*PROBLEM DESCRIPTION*
Work out how many lines in the entries contain the string "application", and give nothing but that number.

*RECORDS SUPPLIED*
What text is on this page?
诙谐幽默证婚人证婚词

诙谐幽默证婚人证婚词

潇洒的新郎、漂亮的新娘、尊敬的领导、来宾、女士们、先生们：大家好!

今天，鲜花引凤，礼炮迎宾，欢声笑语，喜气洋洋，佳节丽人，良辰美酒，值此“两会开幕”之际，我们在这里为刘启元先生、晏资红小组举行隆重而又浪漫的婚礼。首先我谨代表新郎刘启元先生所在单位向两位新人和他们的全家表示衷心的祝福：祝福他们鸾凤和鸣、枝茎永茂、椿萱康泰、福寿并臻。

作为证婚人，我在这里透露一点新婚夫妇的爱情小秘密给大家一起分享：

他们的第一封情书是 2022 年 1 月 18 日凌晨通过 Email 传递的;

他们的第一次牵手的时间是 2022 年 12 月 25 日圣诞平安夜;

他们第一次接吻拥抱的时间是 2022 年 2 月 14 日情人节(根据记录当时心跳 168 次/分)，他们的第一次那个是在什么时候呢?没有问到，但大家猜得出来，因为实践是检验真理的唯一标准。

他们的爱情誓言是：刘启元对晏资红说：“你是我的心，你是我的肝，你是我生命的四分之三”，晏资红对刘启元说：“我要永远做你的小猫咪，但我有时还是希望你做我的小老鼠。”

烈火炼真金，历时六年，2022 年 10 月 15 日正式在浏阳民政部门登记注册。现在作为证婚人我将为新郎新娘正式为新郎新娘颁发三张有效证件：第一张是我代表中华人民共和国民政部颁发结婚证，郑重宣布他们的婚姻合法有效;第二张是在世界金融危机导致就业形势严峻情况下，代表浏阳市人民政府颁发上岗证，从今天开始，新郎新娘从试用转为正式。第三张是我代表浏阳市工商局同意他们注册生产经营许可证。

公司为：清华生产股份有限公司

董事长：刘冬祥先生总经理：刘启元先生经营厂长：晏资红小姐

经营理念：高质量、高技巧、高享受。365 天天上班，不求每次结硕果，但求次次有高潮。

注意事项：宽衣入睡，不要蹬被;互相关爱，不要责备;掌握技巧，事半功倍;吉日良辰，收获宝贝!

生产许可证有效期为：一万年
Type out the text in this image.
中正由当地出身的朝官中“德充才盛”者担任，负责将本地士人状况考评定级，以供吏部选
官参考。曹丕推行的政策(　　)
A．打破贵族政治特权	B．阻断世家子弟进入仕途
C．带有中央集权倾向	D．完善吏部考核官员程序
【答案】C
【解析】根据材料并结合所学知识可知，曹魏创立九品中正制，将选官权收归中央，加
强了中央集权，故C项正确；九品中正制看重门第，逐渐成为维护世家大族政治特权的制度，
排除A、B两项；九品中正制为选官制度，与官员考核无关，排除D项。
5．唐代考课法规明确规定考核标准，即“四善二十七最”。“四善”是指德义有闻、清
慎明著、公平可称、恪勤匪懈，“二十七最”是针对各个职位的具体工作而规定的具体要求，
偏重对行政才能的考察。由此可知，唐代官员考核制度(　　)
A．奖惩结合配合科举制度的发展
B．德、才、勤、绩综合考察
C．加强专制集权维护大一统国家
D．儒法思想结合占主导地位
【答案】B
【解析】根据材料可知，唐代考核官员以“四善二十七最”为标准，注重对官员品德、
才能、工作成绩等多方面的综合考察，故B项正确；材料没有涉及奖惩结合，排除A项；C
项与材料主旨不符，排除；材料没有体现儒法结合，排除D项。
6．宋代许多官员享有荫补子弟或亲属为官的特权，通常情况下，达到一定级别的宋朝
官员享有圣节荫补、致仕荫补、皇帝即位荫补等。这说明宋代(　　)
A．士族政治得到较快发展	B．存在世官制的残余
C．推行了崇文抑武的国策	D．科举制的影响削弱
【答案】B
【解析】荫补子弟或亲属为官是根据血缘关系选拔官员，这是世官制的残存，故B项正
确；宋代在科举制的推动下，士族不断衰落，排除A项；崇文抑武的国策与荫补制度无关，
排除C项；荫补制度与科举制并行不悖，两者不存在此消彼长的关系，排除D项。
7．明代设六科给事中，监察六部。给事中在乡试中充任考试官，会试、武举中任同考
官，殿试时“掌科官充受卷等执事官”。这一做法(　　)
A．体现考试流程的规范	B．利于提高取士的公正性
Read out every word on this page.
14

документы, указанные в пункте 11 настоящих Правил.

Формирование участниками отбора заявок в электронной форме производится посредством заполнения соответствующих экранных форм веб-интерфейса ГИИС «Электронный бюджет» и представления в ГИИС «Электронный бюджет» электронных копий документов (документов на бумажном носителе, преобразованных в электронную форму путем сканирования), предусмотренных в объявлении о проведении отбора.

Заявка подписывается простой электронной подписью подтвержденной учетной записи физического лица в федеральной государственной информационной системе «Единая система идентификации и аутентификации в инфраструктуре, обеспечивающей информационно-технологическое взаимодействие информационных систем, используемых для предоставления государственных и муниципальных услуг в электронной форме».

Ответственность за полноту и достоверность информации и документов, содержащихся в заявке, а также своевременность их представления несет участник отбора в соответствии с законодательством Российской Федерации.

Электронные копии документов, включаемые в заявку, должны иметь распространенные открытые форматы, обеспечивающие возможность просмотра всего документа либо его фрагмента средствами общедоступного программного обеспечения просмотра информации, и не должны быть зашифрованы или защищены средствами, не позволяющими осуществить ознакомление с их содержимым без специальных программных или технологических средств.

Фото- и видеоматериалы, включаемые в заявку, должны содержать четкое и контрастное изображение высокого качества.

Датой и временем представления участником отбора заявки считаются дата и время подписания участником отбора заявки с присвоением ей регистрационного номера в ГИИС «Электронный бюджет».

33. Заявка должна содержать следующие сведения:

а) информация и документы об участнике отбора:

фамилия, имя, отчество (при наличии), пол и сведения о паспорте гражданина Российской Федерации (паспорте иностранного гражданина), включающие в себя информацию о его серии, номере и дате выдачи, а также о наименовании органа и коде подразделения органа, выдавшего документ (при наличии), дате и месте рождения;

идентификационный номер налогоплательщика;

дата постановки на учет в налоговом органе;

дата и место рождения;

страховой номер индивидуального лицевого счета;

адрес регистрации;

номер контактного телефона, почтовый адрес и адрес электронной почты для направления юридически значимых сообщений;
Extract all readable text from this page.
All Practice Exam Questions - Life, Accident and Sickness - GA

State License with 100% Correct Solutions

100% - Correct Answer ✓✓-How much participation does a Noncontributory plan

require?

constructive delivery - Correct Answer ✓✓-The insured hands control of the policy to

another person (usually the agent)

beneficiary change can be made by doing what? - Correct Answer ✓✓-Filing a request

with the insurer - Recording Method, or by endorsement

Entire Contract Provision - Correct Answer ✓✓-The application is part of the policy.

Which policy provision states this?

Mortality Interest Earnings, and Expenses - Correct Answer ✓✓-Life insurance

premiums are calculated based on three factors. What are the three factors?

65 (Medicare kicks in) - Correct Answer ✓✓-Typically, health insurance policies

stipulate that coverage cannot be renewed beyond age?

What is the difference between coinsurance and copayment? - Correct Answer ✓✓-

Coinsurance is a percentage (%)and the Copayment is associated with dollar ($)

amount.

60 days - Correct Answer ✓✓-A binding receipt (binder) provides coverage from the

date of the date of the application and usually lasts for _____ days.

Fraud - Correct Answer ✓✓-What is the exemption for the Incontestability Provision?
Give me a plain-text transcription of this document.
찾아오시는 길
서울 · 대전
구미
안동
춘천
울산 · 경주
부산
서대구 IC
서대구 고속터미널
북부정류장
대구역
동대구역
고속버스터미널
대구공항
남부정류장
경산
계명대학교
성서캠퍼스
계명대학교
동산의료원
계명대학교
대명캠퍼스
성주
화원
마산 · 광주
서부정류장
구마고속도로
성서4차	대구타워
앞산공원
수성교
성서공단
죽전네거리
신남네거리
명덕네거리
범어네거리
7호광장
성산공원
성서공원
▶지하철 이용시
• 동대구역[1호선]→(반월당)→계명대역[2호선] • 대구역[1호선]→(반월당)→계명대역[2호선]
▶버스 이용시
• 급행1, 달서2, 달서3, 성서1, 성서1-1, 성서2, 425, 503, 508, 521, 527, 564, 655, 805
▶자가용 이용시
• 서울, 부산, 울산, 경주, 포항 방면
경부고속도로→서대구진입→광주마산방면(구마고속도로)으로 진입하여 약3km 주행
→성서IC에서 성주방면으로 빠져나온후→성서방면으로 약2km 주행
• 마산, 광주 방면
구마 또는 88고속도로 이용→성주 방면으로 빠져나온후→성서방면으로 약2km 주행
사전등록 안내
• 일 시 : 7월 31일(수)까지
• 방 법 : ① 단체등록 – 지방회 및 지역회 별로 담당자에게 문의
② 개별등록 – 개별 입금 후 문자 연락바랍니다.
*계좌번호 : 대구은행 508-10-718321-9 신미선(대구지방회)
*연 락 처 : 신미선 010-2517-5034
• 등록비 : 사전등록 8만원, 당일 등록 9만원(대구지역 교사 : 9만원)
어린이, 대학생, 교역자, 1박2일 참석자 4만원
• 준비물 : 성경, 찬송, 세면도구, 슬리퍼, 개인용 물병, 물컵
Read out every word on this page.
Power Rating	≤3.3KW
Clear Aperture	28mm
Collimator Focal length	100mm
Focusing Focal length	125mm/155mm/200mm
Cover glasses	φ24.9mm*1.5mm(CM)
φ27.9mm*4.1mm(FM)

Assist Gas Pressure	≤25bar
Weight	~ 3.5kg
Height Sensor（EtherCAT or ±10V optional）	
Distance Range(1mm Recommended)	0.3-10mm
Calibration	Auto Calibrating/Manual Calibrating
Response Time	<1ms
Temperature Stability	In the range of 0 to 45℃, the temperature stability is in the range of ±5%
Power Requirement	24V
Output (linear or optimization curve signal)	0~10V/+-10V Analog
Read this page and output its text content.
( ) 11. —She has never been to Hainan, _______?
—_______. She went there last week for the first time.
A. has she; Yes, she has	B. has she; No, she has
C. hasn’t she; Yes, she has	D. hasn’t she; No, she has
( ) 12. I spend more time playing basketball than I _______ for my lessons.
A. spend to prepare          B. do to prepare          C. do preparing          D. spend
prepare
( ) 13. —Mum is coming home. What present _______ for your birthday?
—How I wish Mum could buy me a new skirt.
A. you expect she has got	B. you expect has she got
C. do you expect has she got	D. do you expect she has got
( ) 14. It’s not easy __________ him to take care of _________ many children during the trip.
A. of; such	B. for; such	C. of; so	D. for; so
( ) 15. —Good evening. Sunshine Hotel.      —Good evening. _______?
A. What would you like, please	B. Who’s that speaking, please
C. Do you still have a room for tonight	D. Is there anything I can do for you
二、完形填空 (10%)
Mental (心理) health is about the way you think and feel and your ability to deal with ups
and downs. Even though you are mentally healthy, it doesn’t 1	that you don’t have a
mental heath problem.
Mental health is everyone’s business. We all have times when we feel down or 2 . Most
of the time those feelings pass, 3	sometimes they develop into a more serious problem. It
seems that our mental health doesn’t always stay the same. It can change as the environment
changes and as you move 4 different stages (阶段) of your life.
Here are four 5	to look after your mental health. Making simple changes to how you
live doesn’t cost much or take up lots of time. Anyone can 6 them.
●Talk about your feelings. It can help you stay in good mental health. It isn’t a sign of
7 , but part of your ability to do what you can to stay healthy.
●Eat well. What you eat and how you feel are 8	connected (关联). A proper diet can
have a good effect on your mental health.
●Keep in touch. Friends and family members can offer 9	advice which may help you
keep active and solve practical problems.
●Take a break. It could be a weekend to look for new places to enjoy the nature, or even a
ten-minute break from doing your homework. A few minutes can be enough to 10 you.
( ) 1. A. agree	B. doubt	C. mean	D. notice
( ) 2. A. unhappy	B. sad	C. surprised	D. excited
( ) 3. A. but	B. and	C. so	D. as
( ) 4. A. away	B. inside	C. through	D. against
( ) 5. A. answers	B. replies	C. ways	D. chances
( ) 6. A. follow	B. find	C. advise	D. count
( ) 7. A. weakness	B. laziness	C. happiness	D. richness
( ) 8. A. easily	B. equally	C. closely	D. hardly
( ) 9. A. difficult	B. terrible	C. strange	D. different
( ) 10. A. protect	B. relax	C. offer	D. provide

*WRITTEN SOLUTION*
2